Work required: Reproduce word for word the lines below, beginning with the line that contains "vscode-icon[interactable]: ⋊ bbox=[500, 1038, 532, 1070]" and continuing through the line that contains "autoplay-toggle[interactable] bbox=[832, 814, 882, 852]".

[Lines from a data source]

##############################

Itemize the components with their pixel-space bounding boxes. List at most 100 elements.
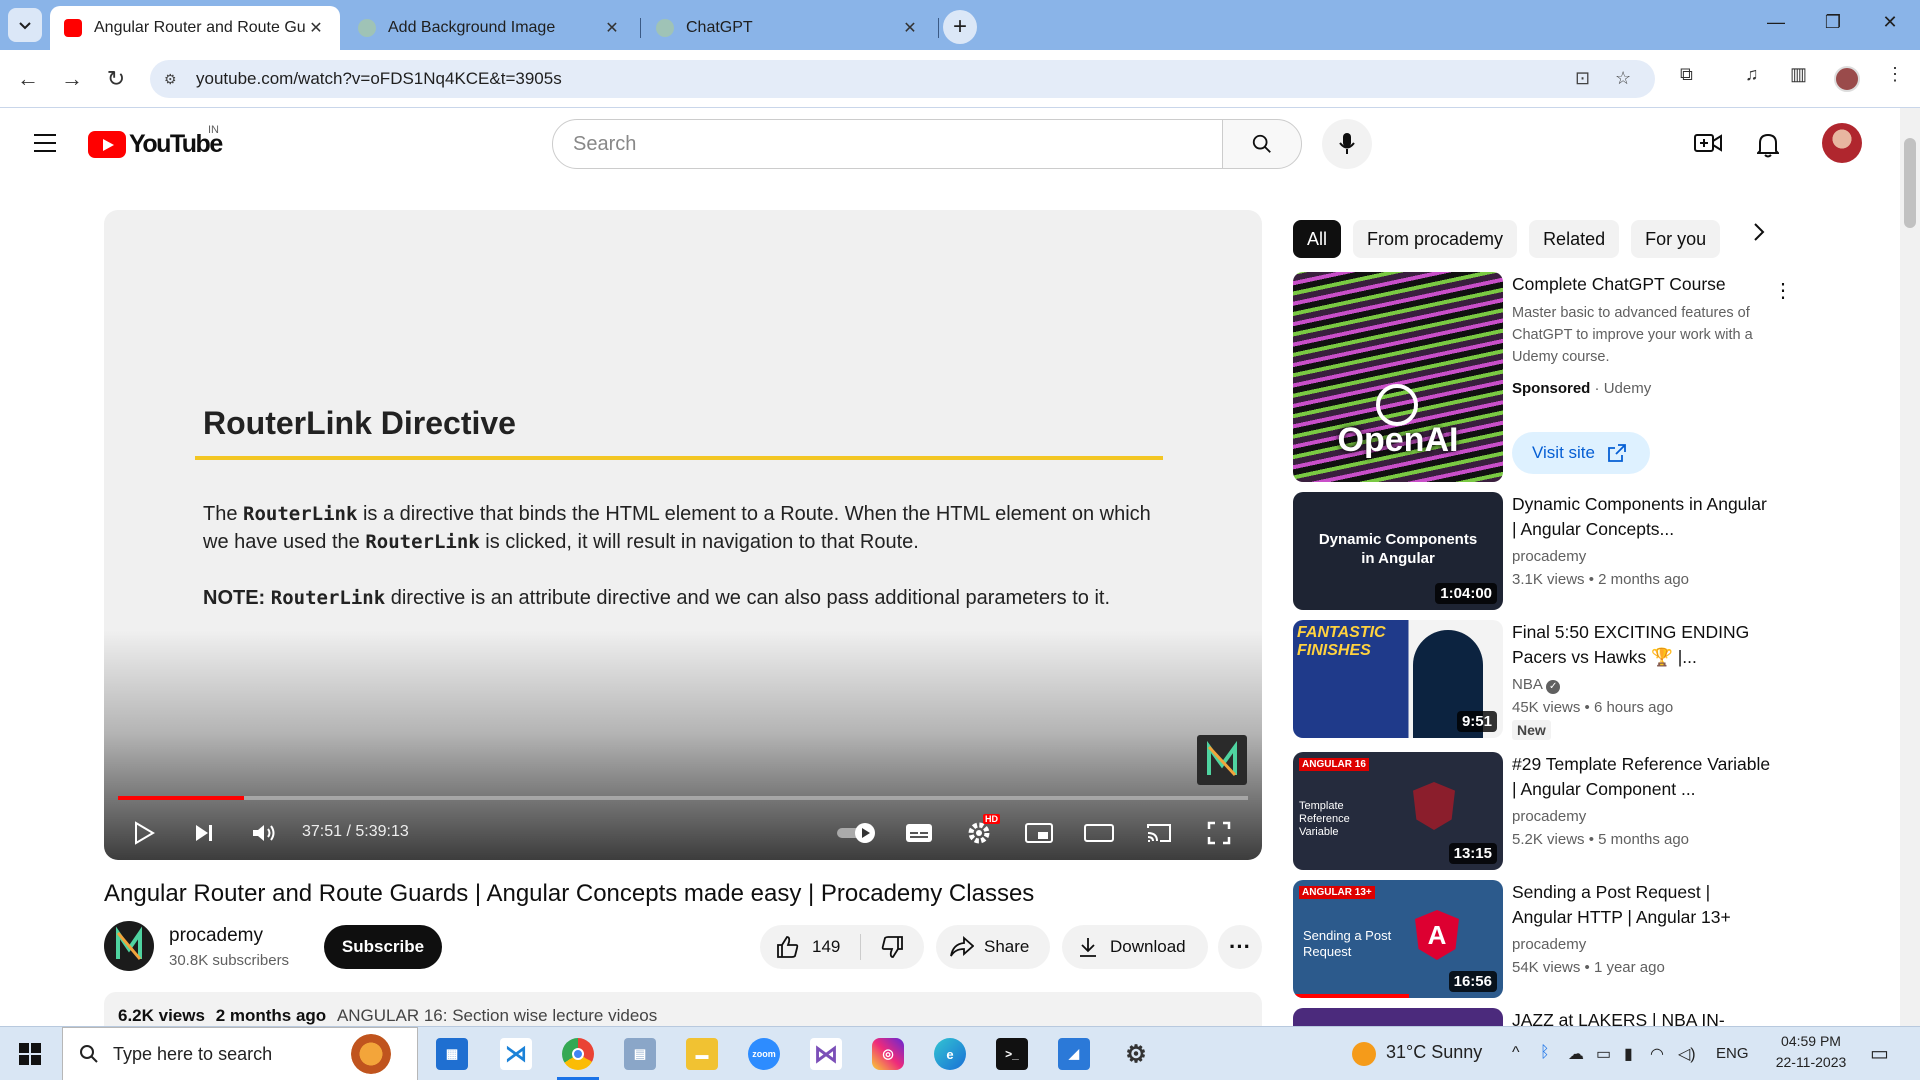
vscode-icon[interactable]: ⋊ bbox=[500, 1038, 532, 1070]
ad-thumbnail[interactable]: OpenAI bbox=[1293, 272, 1503, 482]
microsoft-store-icon[interactable]: ▦ bbox=[436, 1038, 468, 1070]
chrome-icon[interactable] bbox=[562, 1038, 594, 1070]
autoplay-toggle[interactable] bbox=[832, 814, 882, 852]
video-thumbnail[interactable]: ANGULAR 16 Template Reference Variable 1… bbox=[1293, 752, 1503, 870]
video-title[interactable]: JAZZ at LAKERS | NBA IN- bbox=[1512, 1008, 1772, 1026]
fullscreen-button[interactable] bbox=[1199, 814, 1239, 852]
menu-icon[interactable] bbox=[34, 134, 56, 158]
video-title[interactable]: #29 Template Reference Variable | Angula… bbox=[1512, 752, 1772, 802]
side-panel-icon[interactable]: ▥ bbox=[1790, 64, 1807, 85]
share-button[interactable]: Share bbox=[936, 925, 1050, 969]
search-input[interactable]: Search bbox=[552, 119, 1224, 169]
file-explorer-icon[interactable]: ▬ bbox=[686, 1038, 718, 1070]
language-indicator[interactable]: ENG bbox=[1716, 1045, 1749, 1062]
channel-name[interactable]: NBA ✓ bbox=[1512, 676, 1561, 694]
terminal-icon[interactable]: >_ bbox=[996, 1038, 1028, 1070]
voice-search-button[interactable] bbox=[1322, 119, 1372, 169]
photos-app-icon[interactable]: ◢ bbox=[1058, 1038, 1090, 1070]
close-tab-icon[interactable]: ✕ bbox=[602, 18, 622, 38]
notification-center-icon[interactable]: ▭ bbox=[1870, 1041, 1889, 1066]
taskbar-search-box[interactable]: Type here to search bbox=[62, 1027, 418, 1080]
theater-mode-button[interactable] bbox=[1079, 814, 1119, 852]
site-info-icon[interactable]: ⚙ bbox=[164, 71, 184, 88]
miniplayer-button[interactable] bbox=[1019, 814, 1059, 852]
instagram-icon[interactable]: ◎ bbox=[872, 1038, 904, 1070]
ad-options-icon[interactable]: ⋮ bbox=[1773, 278, 1793, 303]
next-video-button[interactable] bbox=[184, 814, 224, 852]
video-title[interactable]: Sending a Post Request | Angular HTTP | … bbox=[1512, 880, 1772, 930]
search-button[interactable] bbox=[1222, 119, 1302, 169]
close-tab-icon[interactable]: ✕ bbox=[900, 18, 920, 38]
account-avatar[interactable] bbox=[1822, 123, 1862, 163]
video-title[interactable]: Dynamic Components in Angular | Angular … bbox=[1512, 492, 1772, 542]
reload-button[interactable]: ↻ bbox=[100, 63, 132, 95]
video-thumbnail[interactable]: Dynamic Components in Angular 1:04:00 bbox=[1293, 492, 1503, 610]
sponsored-ad[interactable]: OpenAI Complete ChatGPT Course Master ba… bbox=[1293, 272, 1793, 482]
more-actions-button[interactable]: ··· bbox=[1218, 925, 1262, 969]
edge-icon[interactable]: e bbox=[934, 1038, 966, 1070]
recommended-video[interactable]: ANGULAR 16 Template Reference Variable 1… bbox=[1293, 752, 1773, 870]
media-control-icon[interactable]: ♫ bbox=[1745, 64, 1759, 85]
tab-chatgpt[interactable]: ChatGPT ✕ bbox=[642, 6, 934, 50]
scrollbar-thumb[interactable] bbox=[1904, 138, 1916, 228]
create-video-button[interactable] bbox=[1694, 132, 1722, 159]
chips-next-button[interactable] bbox=[1752, 222, 1766, 248]
settings-button[interactable]: HD bbox=[959, 814, 1000, 852]
chip-from-procademy[interactable]: From procademy bbox=[1353, 220, 1518, 258]
extensions-icon[interactable]: ⧉ bbox=[1680, 64, 1693, 85]
video-player[interactable]: RouterLink Directive The RouterLink is a… bbox=[104, 210, 1262, 860]
notifications-button[interactable] bbox=[1755, 132, 1781, 163]
download-button[interactable]: Download bbox=[1062, 925, 1208, 969]
forward-button[interactable]: → bbox=[56, 63, 88, 95]
install-app-icon[interactable]: ⊡ bbox=[1575, 68, 1590, 89]
back-button[interactable]: ← bbox=[12, 63, 44, 95]
weather-text[interactable]: 31°C Sunny bbox=[1386, 1042, 1482, 1063]
display-icon[interactable]: ▭ bbox=[1596, 1044, 1611, 1064]
restore-window-button[interactable]: ❐ bbox=[1813, 12, 1853, 33]
video-thumbnail[interactable] bbox=[1293, 1008, 1503, 1026]
wifi-icon[interactable]: ◠ bbox=[1650, 1044, 1664, 1064]
volume-tray-icon[interactable]: ◁) bbox=[1678, 1044, 1696, 1064]
subtitles-button[interactable] bbox=[899, 814, 939, 852]
recommended-video[interactable]: JAZZ at LAKERS | NBA IN- bbox=[1293, 1008, 1773, 1026]
address-bar[interactable]: ⚙ youtube.com/watch?v=oFDS1Nq4KCE&t=3905… bbox=[150, 60, 1655, 98]
channel-name[interactable]: procademy bbox=[1512, 548, 1586, 565]
battery-icon[interactable]: ▮ bbox=[1624, 1044, 1633, 1064]
cast-button[interactable] bbox=[1139, 814, 1179, 852]
tab-search-dropdown-button[interactable] bbox=[8, 8, 42, 42]
visit-site-button[interactable]: Visit site bbox=[1512, 432, 1650, 474]
like-button[interactable]: 149 bbox=[760, 935, 860, 959]
play-button[interactable] bbox=[124, 814, 164, 852]
browser-menu-icon[interactable]: ⋮ bbox=[1886, 64, 1904, 85]
clock-time[interactable]: 04:59 PM bbox=[1776, 1033, 1846, 1049]
onedrive-cloud-icon[interactable]: ☁ bbox=[1568, 1044, 1584, 1064]
settings-gear-icon[interactable]: ⚙ bbox=[1120, 1038, 1152, 1070]
channel-name[interactable]: procademy bbox=[1512, 936, 1586, 953]
page-scrollbar[interactable] bbox=[1900, 108, 1920, 1026]
tab-add-background-image[interactable]: Add Background Image ✕ bbox=[344, 6, 636, 50]
video-thumbnail[interactable]: ANGULAR 13+ Sending a Post Request A 16:… bbox=[1293, 880, 1503, 998]
channel-name[interactable]: procademy bbox=[1512, 808, 1586, 825]
recommended-video[interactable]: Dynamic Components in Angular 1:04:00 Dy… bbox=[1293, 492, 1773, 610]
subscribe-button[interactable]: Subscribe bbox=[324, 925, 442, 969]
mute-button[interactable] bbox=[244, 814, 284, 852]
ad-title[interactable]: Complete ChatGPT Course bbox=[1512, 272, 1772, 297]
dislike-button[interactable] bbox=[861, 935, 923, 959]
new-tab-button[interactable]: + bbox=[943, 10, 977, 44]
procademy-watermark-logo[interactable] bbox=[1197, 735, 1247, 785]
clock-date[interactable]: 22-11-2023 bbox=[1770, 1054, 1852, 1070]
chip-for-you[interactable]: For you bbox=[1631, 220, 1721, 258]
paint-app-icon[interactable]: ▤ bbox=[624, 1038, 656, 1070]
close-window-button[interactable]: ✕ bbox=[1870, 12, 1910, 33]
bluetooth-icon[interactable]: ᛒ bbox=[1540, 1044, 1550, 1062]
bookmark-star-icon[interactable]: ☆ bbox=[1615, 68, 1631, 89]
progress-bar[interactable] bbox=[118, 796, 1248, 800]
chip-related[interactable]: Related bbox=[1529, 220, 1620, 258]
zoom-icon[interactable]: zoom bbox=[748, 1038, 780, 1070]
minimize-window-button[interactable]: — bbox=[1756, 12, 1796, 33]
visual-studio-icon[interactable]: ⋈ bbox=[810, 1038, 842, 1070]
youtube-logo[interactable]: YouTube IN bbox=[88, 124, 223, 159]
recommended-video[interactable]: FANTASTIC FINISHES 9:51 Final 5:50 EXCIT… bbox=[1293, 620, 1773, 740]
browser-profile-avatar[interactable] bbox=[1834, 66, 1860, 92]
channel-avatar[interactable] bbox=[104, 921, 154, 971]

##############################

Solution for this task:
vscode-icon[interactable]: ⋊ bbox=[500, 1038, 532, 1070]
ad-thumbnail[interactable]: OpenAI bbox=[1293, 272, 1503, 482]
microsoft-store-icon[interactable]: ▦ bbox=[436, 1038, 468, 1070]
chrome-icon[interactable] bbox=[562, 1038, 594, 1070]
autoplay-toggle[interactable] bbox=[832, 814, 882, 852]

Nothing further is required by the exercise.